§ WRITTEN EXERCISE:
Print every line of the listing exactly, please.

§ Data records:
------------------------------------------------------------
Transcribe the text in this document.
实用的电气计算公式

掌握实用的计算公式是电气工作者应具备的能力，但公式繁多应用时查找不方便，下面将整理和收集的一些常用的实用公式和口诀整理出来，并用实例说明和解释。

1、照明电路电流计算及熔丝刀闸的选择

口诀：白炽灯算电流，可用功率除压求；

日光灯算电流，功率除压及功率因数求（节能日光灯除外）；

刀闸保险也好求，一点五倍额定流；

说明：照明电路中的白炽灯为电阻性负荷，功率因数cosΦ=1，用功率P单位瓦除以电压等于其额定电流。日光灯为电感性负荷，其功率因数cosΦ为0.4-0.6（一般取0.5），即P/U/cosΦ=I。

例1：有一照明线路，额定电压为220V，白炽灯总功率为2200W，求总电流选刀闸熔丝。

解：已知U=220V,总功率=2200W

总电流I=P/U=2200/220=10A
------------------------------------------------------------
§ EXPECTED OUTPUT:
Transcribe the text in this document.
实用的电气计算公式

掌握实用的计算公式是电气工作者应具备的能力，但公式繁多应用时查找不方便，下面将整理和收集的一些常用的实用公式和口诀整理出来，并用实例说明和解释。

1、照明电路电流计算及熔丝刀闸的选择

口诀：白炽灯算电流，可用功率除压求；

日光灯算电流，功率除压及功率因数求（节能日光灯除外）；

刀闸保险也好求，一点五倍额定流；

说明：照明电路中的白炽灯为电阻性负荷，功率因数cosΦ=1，用功率P单位瓦除以电压等于其额定电流。日光灯为电感性负荷，其功率因数cosΦ为0.4-0.6（一般取0.5），即P/U/cosΦ=I。

例1：有一照明线路，额定电压为220V，白炽灯总功率为2200W，求总电流选刀闸熔丝。

解：已知U=220V,总功率=2200W

总电流I=P/U=2200/220=10A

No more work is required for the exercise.